**Exercise requirements:** Pick out each line in these entries that contains the string "JSON".

**Listed records:**

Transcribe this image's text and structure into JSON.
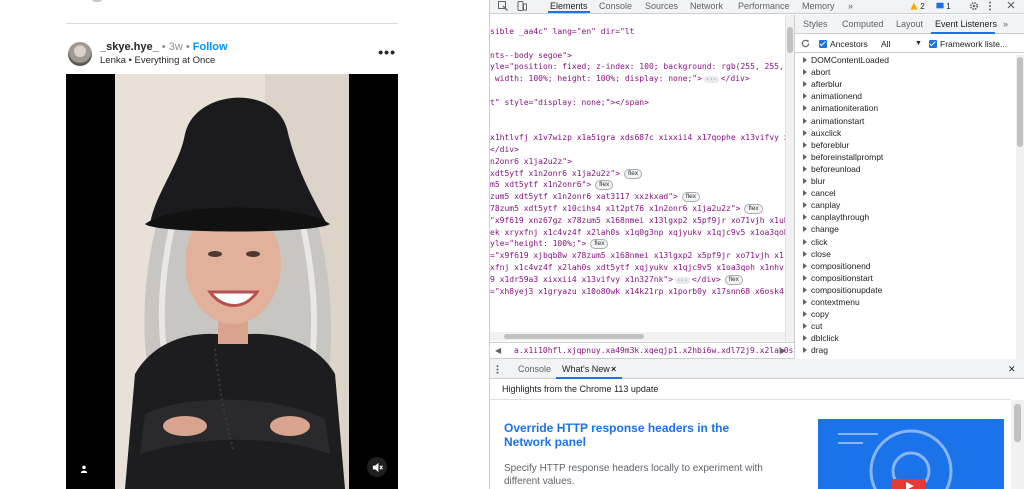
{
  "instagram": {
    "post": {
      "username": "_skye.hye_",
      "separator": "•",
      "time_ago": "3w",
      "follow_label": "Follow",
      "music": "Lenka • Everything at Once",
      "more_label": "•••"
    },
    "icons": {
      "user_tag": "person-icon",
      "mute": "mute-icon"
    }
  },
  "devtools": {
    "toolbar": {
      "tabs": [
        "Elements",
        "Console",
        "Sources",
        "Network",
        "Performance",
        "Memory"
      ],
      "active_tab": "Elements",
      "overflow": "»",
      "warning_count": "2",
      "message_count": "1"
    },
    "elements_code": [
      {
        "text": "sible _aa4c\" lang=\"en\" dir=\"lt"
      },
      {
        "text": ""
      },
      {
        "text": "nts--body segoe\">"
      },
      {
        "text": "yle=\"position: fixed; z-index: 100; background: rgb(255, 255,"
      },
      {
        "text": " width: 100%; height: 100%; display: none;\">",
        "ellipsis": true,
        "tail": "</div>"
      },
      {
        "text": ""
      },
      {
        "text": "t\" style=\"display: none;\"></span>"
      },
      {
        "text": ""
      },
      {
        "text": ""
      },
      {
        "text": "x1htlvfj x1v7wizp x1a5igra xds687c xixxii4 x17qophe x13vifvy x"
      },
      {
        "text": "</div>"
      },
      {
        "text": "n2onr6 x1ja2u2z\">"
      },
      {
        "text": "xdt5ytf x1n2onr6 x1ja2u2z\">",
        "pill": "flex"
      },
      {
        "text": "m5 xdt5ytf x1n2onr6\">",
        "pill": "flex"
      },
      {
        "text": "zum5 xdt5ytf x1n2onr6 xat3117 xxzkxad\">",
        "pill": "flex"
      },
      {
        "text": "78zum5 xdt5ytf x10cihs4 x1t2pt76 x1n2onr6 x1ja2u2z\">",
        "pill": "flex"
      },
      {
        "text": "\"x9f619 xnz67gz x78zum5 x168nmei x13lgxp2 x5pf9jr xo71vjh x1uh"
      },
      {
        "text": "ek xryxfnj x1c4vz4f x2lah0s x1q0g3np xqjyukv x1qjc9v5 x1oa3qoh"
      },
      {
        "text": "yle=\"height: 100%;\">",
        "pill": "flex"
      },
      {
        "text": "=\"x9f619 xjbqb8w x78zum5 x168nmei x13lgxp2 x5pf9jr xo71vjh x1"
      },
      {
        "text": "xfnj x1c4vz4f x2lah0s xdt5ytf xqjyukv x1qjc9v5 x1oa3qoh x1nhv"
      },
      {
        "text": "9 x1dr59a3 xixxii4 x13vifvy x1n327nk\">",
        "ellipsis": true,
        "tail": "</div>",
        "pill": "flex"
      },
      {
        "text": "=\"xh8yej3 x1gryazu x10o80wk x14k21rp x1porb0y x17snn68 x6osk4"
      }
    ],
    "breadcrumb": "a.x1i10hfl.xjqpnuy.xa49m3k.xqeqjp1.x2hbi6w.xdl72j9.x2lah0s.xe8uvvx.x",
    "side_tabs": [
      "Styles",
      "Computed",
      "Layout",
      "Event Listeners"
    ],
    "side_active": "Event Listeners",
    "side_overflow": "»",
    "listener_toolbar": {
      "ancestors_label": "Ancestors",
      "filter_value": "All",
      "framework_label": "Framework liste..."
    },
    "events": [
      "DOMContentLoaded",
      "abort",
      "afterblur",
      "animationend",
      "animationiteration",
      "animationstart",
      "auxclick",
      "beforeblur",
      "beforeinstallprompt",
      "beforeunload",
      "blur",
      "cancel",
      "canplay",
      "canplaythrough",
      "change",
      "click",
      "close",
      "compositionend",
      "compositionstart",
      "compositionupdate",
      "contextmenu",
      "copy",
      "cut",
      "dblclick",
      "drag"
    ],
    "drawer": {
      "tabs": [
        "Console",
        "What's New"
      ],
      "active": "What's New",
      "close_tab": "×",
      "close_drawer": "✕",
      "highlights": "Highlights from the Chrome 113 update",
      "title": "Override HTTP response headers in the Network panel",
      "desc": "Specify HTTP response headers locally to experiment with different values."
    },
    "colors": {
      "accent": "#1a73e8",
      "tag": "#881280",
      "attr": "#994500",
      "value": "#1a1aa6"
    }
  }
}
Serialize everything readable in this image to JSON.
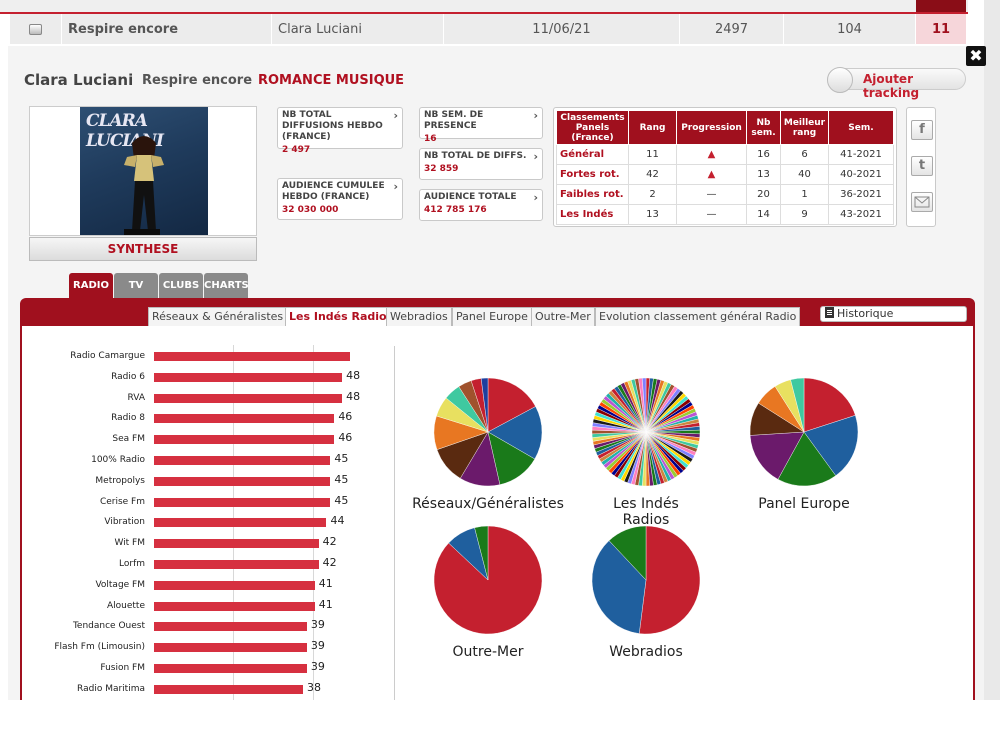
{
  "top_row": {
    "title": "Respire encore",
    "artist": "Clara Luciani",
    "date": "11/06/21",
    "value1": "2497",
    "value2": "104",
    "value3": "11"
  },
  "header": {
    "artist": "Clara Luciani",
    "title": "Respire encore",
    "genre": "ROMANCE MUSIQUE",
    "tracking_label": "Ajouter tracking",
    "close_icon": "close-icon"
  },
  "cover": {
    "title_text": "CLARA LUCIANI",
    "synthese_label": "SYNTHESE"
  },
  "stats": [
    {
      "label": "NB TOTAL DIFFUSIONS HEBDO (FRANCE)",
      "value": "2 497"
    },
    {
      "label": "AUDIENCE CUMULEE HEBDO (FRANCE)",
      "value": "32 030 000"
    },
    {
      "label": "NB SEM. DE PRESENCE",
      "value": "16"
    },
    {
      "label": "NB TOTAL DE DIFFS.",
      "value": "32 859"
    },
    {
      "label": "AUDIENCE TOTALE",
      "value": "412 785 176"
    }
  ],
  "rankings": {
    "headers": [
      "Classements Panels (France)",
      "Rang",
      "Progression",
      "Nb sem.",
      "Meilleur rang",
      "Sem."
    ],
    "rows": [
      {
        "name": "Général",
        "rang": "11",
        "prog": "up",
        "nb": "16",
        "best": "6",
        "sem": "41-2021"
      },
      {
        "name": "Fortes rot.",
        "rang": "42",
        "prog": "up",
        "nb": "13",
        "best": "40",
        "sem": "40-2021"
      },
      {
        "name": "Faibles rot.",
        "rang": "2",
        "prog": "flat",
        "nb": "20",
        "best": "1",
        "sem": "36-2021"
      },
      {
        "name": "Les Indés",
        "rang": "13",
        "prog": "flat",
        "nb": "14",
        "best": "9",
        "sem": "43-2021"
      }
    ]
  },
  "share": {
    "facebook": "f",
    "twitter": "t",
    "mail_icon": "mail-icon"
  },
  "media_tabs": [
    "RADIO",
    "TV",
    "CLUBS",
    "CHARTS"
  ],
  "sub_tabs": [
    "Réseaux & Généralistes",
    "Les Indés Radios",
    "Webradios",
    "Panel Europe",
    "Outre-Mer",
    "Evolution classement général Radio"
  ],
  "historique_label": "Historique",
  "bar_chart": {
    "type": "bar",
    "orientation": "horizontal",
    "categories": [
      "Radio Camargue",
      "Radio 6",
      "RVA",
      "Radio 8",
      "Sea FM",
      "100% Radio",
      "Metropolys",
      "Cerise Fm",
      "Vibration",
      "Wit FM",
      "Lorfm",
      "Voltage FM",
      "Alouette",
      "Tendance Ouest",
      "Flash Fm (Limousin)",
      "Fusion FM",
      "Radio Maritima"
    ],
    "values": [
      50,
      48,
      48,
      46,
      46,
      45,
      45,
      45,
      44,
      42,
      42,
      41,
      41,
      39,
      39,
      39,
      38
    ],
    "value_labels": [
      "",
      "48",
      "48",
      "46",
      "46",
      "45",
      "45",
      "45",
      "44",
      "42",
      "42",
      "41",
      "41",
      "39",
      "39",
      "39",
      "38"
    ],
    "bar_color": "#d63040"
  },
  "pies": [
    {
      "label": "Réseaux/Généralistes",
      "slices": [
        {
          "value": 17,
          "color": "#c4202f"
        },
        {
          "value": 16,
          "color": "#1f5f9e"
        },
        {
          "value": 13,
          "color": "#1a7a1a"
        },
        {
          "value": 12,
          "color": "#6b1a6b"
        },
        {
          "value": 11,
          "color": "#5a2a10"
        },
        {
          "value": 10,
          "color": "#e87722"
        },
        {
          "value": 6,
          "color": "#e8e060"
        },
        {
          "value": 5,
          "color": "#3fc9a0"
        },
        {
          "value": 4,
          "color": "#a0522d"
        },
        {
          "value": 3,
          "color": "#c4202f"
        },
        {
          "value": 2,
          "color": "#1f3f9e"
        }
      ]
    },
    {
      "label": "Les Indés Radios",
      "many": true
    },
    {
      "label": "Panel Europe",
      "slices": [
        {
          "value": 20,
          "color": "#c4202f"
        },
        {
          "value": 20,
          "color": "#1f5f9e"
        },
        {
          "value": 18,
          "color": "#1a7a1a"
        },
        {
          "value": 16,
          "color": "#6b1a6b"
        },
        {
          "value": 10,
          "color": "#5a2a10"
        },
        {
          "value": 7,
          "color": "#e87722"
        },
        {
          "value": 5,
          "color": "#e8e060"
        },
        {
          "value": 4,
          "color": "#3fc9a0"
        }
      ]
    },
    {
      "label": "Outre-Mer",
      "slices": [
        {
          "value": 87,
          "color": "#c4202f"
        },
        {
          "value": 9,
          "color": "#1f5f9e"
        },
        {
          "value": 4,
          "color": "#1a7a1a"
        }
      ]
    },
    {
      "label": "Webradios",
      "slices": [
        {
          "value": 52,
          "color": "#c4202f"
        },
        {
          "value": 36,
          "color": "#1f5f9e"
        },
        {
          "value": 12,
          "color": "#1a7a1a"
        }
      ]
    }
  ]
}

**Written answer:**
Transcribe this image's text and structure into JSON.
Serialize everything readable in this image to JSON.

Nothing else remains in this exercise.